REQUEST - Return every line of each listing below unchanged.

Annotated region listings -
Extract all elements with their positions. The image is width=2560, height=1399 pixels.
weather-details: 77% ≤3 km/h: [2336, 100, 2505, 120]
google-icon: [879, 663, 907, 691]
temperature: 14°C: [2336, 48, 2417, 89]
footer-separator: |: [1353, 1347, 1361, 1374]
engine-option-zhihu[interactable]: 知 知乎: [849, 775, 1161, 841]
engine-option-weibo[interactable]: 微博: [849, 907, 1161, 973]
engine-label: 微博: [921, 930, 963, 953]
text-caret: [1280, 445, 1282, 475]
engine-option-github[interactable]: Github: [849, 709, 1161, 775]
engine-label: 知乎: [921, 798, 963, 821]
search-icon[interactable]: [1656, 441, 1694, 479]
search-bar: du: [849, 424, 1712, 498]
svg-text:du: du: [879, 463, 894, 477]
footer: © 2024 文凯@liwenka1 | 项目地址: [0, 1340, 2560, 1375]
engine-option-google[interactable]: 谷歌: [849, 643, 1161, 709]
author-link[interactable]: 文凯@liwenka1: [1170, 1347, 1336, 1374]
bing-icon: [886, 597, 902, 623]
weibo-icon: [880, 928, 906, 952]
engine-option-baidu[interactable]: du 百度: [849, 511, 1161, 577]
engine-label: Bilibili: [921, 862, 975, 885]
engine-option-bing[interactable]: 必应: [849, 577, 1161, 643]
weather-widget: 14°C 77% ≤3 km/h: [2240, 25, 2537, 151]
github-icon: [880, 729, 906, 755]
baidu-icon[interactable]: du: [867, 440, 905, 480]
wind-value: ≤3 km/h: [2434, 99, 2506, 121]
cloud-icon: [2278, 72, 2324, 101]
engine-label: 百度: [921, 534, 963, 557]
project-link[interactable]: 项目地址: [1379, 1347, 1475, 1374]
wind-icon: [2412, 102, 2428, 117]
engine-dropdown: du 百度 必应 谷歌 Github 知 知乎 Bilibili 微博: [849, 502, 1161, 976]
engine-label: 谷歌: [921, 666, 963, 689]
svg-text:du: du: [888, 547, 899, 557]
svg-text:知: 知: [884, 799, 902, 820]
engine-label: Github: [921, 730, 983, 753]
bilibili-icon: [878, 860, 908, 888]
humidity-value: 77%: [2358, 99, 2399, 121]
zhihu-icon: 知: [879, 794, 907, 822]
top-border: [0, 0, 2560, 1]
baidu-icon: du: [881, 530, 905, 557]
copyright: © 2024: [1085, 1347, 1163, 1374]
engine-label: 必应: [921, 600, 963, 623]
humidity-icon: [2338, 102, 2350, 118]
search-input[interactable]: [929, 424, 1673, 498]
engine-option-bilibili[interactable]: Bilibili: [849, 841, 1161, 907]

RESULT FOR THIS EXERCISE -
Extract all elements with their positions. The image is width=2560, height=1399 pixels.
weather-details: 77% ≤3 km/h: [2336, 100, 2505, 120]
google-icon: [879, 663, 907, 691]
temperature: 14°C: [2336, 48, 2417, 89]
footer-separator: |: [1353, 1347, 1361, 1374]
engine-option-zhihu[interactable]: 知 知乎: [849, 775, 1161, 841]
engine-option-weibo[interactable]: 微博: [849, 907, 1161, 973]
engine-label: 微博: [921, 930, 963, 953]
text-caret: [1280, 445, 1282, 475]
engine-option-github[interactable]: Github: [849, 709, 1161, 775]
engine-label: 知乎: [921, 798, 963, 821]
search-icon[interactable]: [1656, 441, 1694, 479]
search-bar: du: [849, 424, 1712, 498]
svg-text:du: du: [879, 463, 894, 477]
footer: © 2024 文凯@liwenka1 | 项目地址: [0, 1340, 2560, 1375]
engine-option-google[interactable]: 谷歌: [849, 643, 1161, 709]
author-link[interactable]: 文凯@liwenka1: [1170, 1347, 1336, 1374]
bing-icon: [886, 597, 902, 623]
weibo-icon: [880, 928, 906, 952]
engine-option-baidu[interactable]: du 百度: [849, 511, 1161, 577]
engine-label: Bilibili: [921, 862, 975, 885]
engine-option-bing[interactable]: 必应: [849, 577, 1161, 643]
weather-widget: 14°C 77% ≤3 km/h: [2240, 25, 2537, 151]
github-icon: [880, 729, 906, 755]
baidu-icon[interactable]: du: [867, 440, 905, 480]
wind-value: ≤3 km/h: [2434, 99, 2506, 121]
cloud-icon: [2278, 72, 2324, 101]
engine-label: 百度: [921, 534, 963, 557]
project-link[interactable]: 项目地址: [1379, 1347, 1475, 1374]
wind-icon: [2412, 102, 2428, 117]
engine-dropdown: du 百度 必应 谷歌 Github 知 知乎 Bilibili 微博: [849, 502, 1161, 976]
engine-label: 谷歌: [921, 666, 963, 689]
svg-text:du: du: [888, 547, 899, 557]
svg-text:知: 知: [884, 799, 902, 820]
engine-label: Github: [921, 730, 983, 753]
bilibili-icon: [878, 860, 908, 888]
humidity-value: 77%: [2358, 99, 2399, 121]
zhihu-icon: 知: [879, 794, 907, 822]
top-border: [0, 0, 2560, 1]
baidu-icon: du: [881, 530, 905, 557]
copyright: © 2024: [1085, 1347, 1163, 1374]
engine-label: 必应: [921, 600, 963, 623]
humidity-icon: [2338, 102, 2350, 118]
search-input[interactable]: [929, 424, 1673, 498]
engine-option-bilibili[interactable]: Bilibili: [849, 841, 1161, 907]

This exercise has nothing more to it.